Task goal | Go through the records and show each line where the word "shell" occurs.

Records
>> Begin

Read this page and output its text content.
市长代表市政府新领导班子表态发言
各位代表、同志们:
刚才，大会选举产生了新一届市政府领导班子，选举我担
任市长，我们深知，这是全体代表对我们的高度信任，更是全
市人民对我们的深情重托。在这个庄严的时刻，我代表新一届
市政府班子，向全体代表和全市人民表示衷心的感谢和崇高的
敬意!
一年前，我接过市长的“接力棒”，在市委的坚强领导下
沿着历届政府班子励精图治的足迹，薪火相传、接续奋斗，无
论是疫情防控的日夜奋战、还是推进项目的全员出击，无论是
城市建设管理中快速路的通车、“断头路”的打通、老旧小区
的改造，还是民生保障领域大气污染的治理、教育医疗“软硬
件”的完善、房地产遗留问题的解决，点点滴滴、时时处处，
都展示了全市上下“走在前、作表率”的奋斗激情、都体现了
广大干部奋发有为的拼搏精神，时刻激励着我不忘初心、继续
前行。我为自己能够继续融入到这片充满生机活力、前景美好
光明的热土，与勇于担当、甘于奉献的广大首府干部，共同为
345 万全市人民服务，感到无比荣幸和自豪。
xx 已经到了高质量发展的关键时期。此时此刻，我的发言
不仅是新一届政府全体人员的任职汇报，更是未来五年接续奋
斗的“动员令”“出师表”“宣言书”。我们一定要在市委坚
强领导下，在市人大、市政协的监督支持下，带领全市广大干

>> End
>> Begin

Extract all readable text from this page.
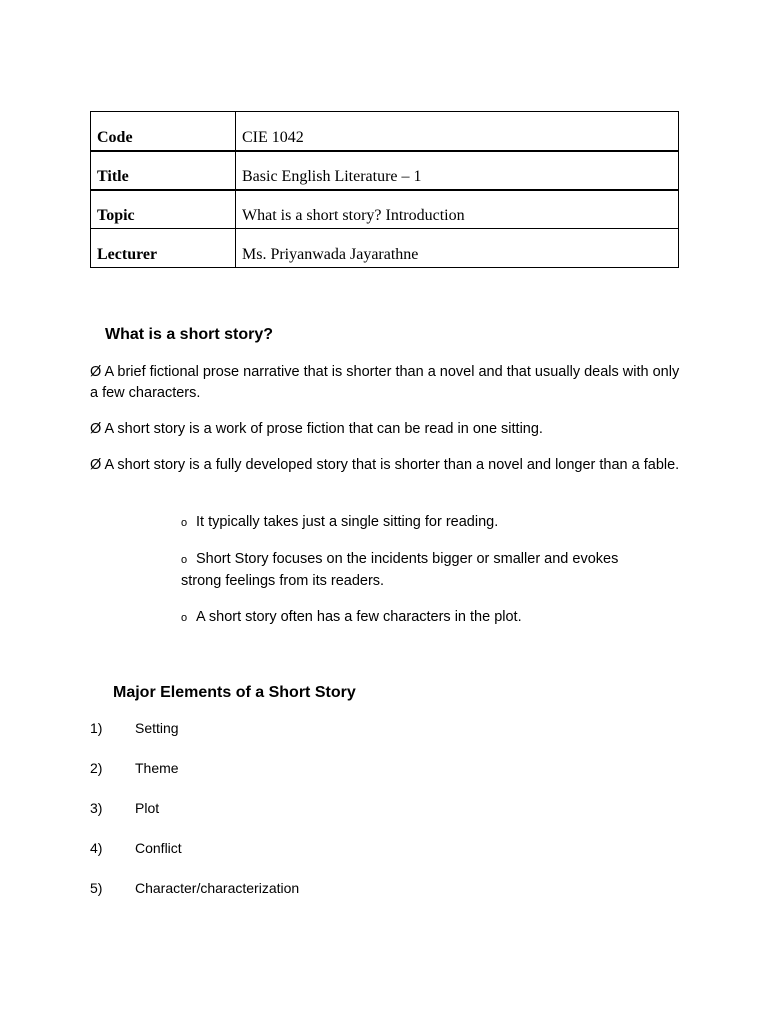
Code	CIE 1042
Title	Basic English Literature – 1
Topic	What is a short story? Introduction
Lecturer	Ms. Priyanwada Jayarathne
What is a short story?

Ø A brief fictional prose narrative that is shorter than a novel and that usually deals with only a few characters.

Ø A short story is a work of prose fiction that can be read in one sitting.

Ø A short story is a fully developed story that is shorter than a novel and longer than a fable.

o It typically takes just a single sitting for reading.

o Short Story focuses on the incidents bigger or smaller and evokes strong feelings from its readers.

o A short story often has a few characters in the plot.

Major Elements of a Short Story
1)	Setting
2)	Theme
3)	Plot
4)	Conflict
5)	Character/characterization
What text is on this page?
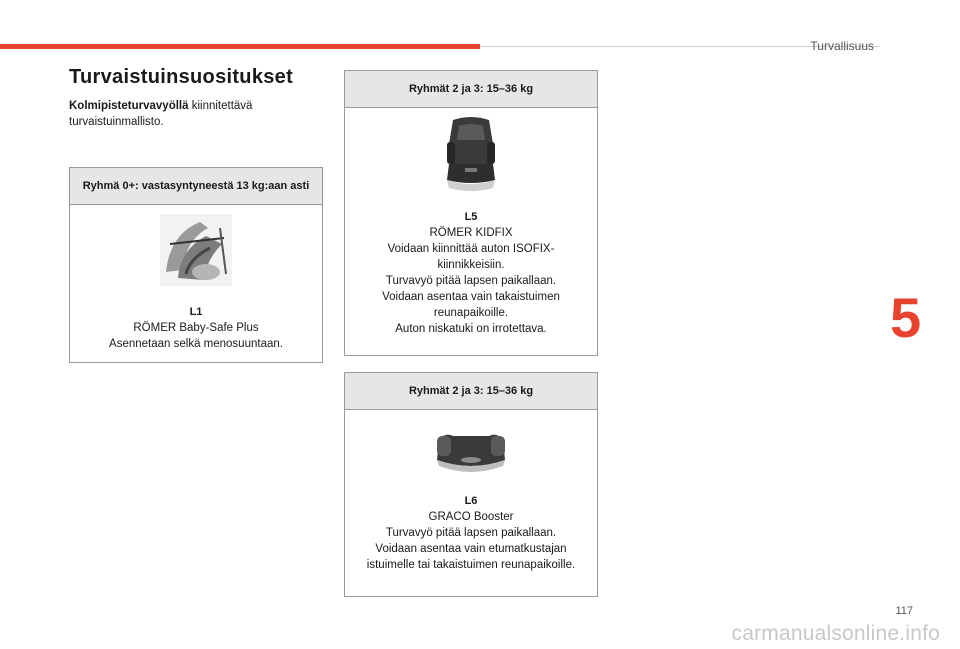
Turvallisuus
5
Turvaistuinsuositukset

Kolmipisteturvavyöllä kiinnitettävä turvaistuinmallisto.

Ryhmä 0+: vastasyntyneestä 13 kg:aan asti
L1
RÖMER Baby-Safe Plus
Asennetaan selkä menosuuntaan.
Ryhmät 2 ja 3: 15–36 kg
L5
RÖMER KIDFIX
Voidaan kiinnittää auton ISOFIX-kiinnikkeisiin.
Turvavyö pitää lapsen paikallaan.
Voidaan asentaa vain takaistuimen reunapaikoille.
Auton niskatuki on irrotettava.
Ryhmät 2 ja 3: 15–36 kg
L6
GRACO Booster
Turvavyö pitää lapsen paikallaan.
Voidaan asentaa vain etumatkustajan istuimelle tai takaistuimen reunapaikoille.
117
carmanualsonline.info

>> End
>> Begin

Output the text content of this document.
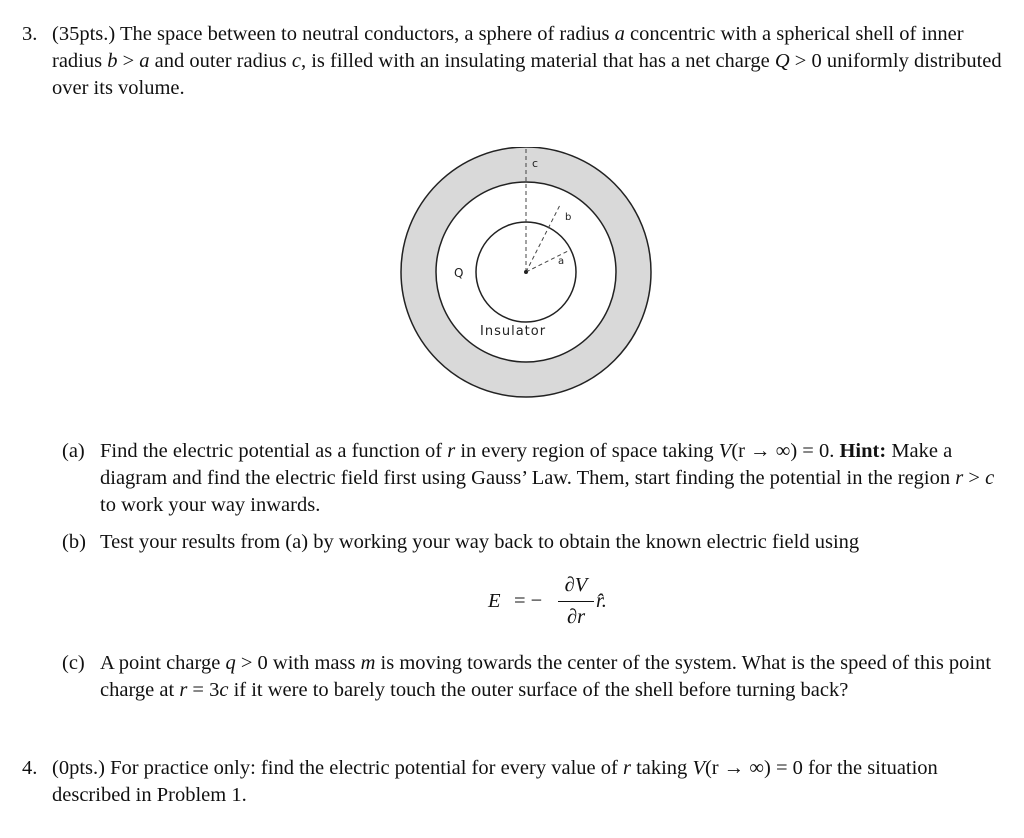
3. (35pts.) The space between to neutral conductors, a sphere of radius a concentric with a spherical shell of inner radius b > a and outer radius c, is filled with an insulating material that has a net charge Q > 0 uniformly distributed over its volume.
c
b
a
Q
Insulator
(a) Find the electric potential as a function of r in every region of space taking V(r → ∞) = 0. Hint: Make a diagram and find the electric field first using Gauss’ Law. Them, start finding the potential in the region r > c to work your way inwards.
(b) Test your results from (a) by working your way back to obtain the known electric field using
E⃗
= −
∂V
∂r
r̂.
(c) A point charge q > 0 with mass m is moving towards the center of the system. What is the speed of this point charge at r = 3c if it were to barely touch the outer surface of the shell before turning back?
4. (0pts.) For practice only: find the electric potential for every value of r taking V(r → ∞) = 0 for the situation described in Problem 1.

>> End

Written response |
3. (35pts.) The space between to neutral conductors, a sphere of radius a concentric with a spherical shell of inner radius b > a and outer radius c, is filled with an insulating material that has a net charge Q > 0 uniformly distributed over its volume.
(c) A point charge q > 0 with mass m is moving towards the center of the system. What is the speed of this point charge at r = 3c if it were to barely touch the outer surface of the shell before turning back?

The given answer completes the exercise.